== Trecho ==
Enkidu e Gilgamesh. Ilustração moderna de Sina Hayati.
Fonte: Universidade Nacional da Austrália

A Epopéia de Gilgamesh está entre as obras mais populares da literatura nos dias atuais e influenciou inúmeros leitores, mas, durante a maior parte de sua história, esteve perdida. O Império Assírio caiu para uma coalizão de babilônios e medos em 612 a.C, eles saquearam e queimaram as cidades assírias, entre elas, Nínive.

Nínive era a grande capital onde o rei Assurbanipal (668-627 a.C) havia estabelecido sua biblioteca, que abrigava cópias de todas as obras literárias que ele pôde encontrar por toda a Mesopotâmia. Mas, como estas obras foram escritas em cuneiforme em tabuletas de argila, os fogos que consumiram a biblioteca não destruíram as tábuas além de assá-las. Mesmo assim, os edifícios que abrigavam essas obras foram destruídos, enterrando a literatura da Mesopotâmia embaixo dos escombros por mais de 2 mil anos até que eles foram redescobertos em meados do século 19.

== Material fornecido ==
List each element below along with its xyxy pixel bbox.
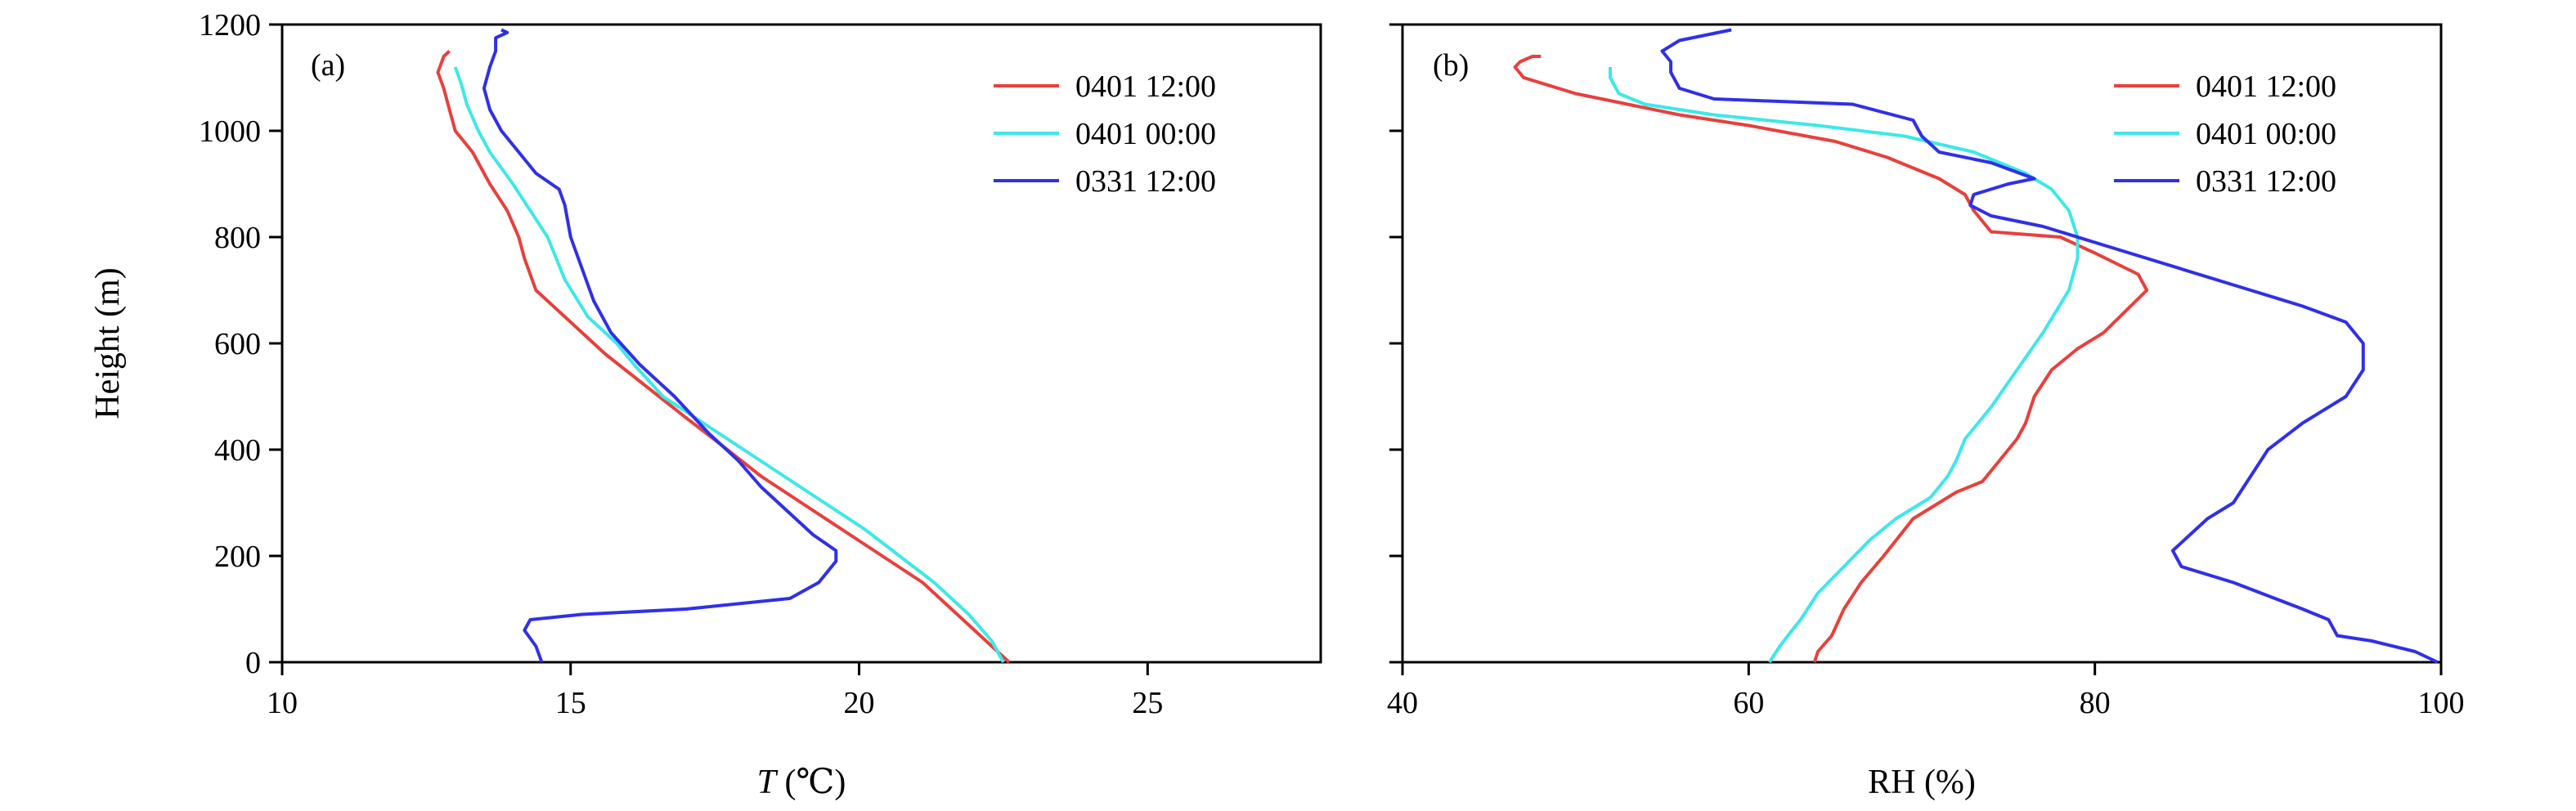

== Exercício breve ==
Em que ano caiu o Império Assírio, segundo o trecho sobre a Epopéia de Gilgamesh?

== A solução ==
Em 612 a.C.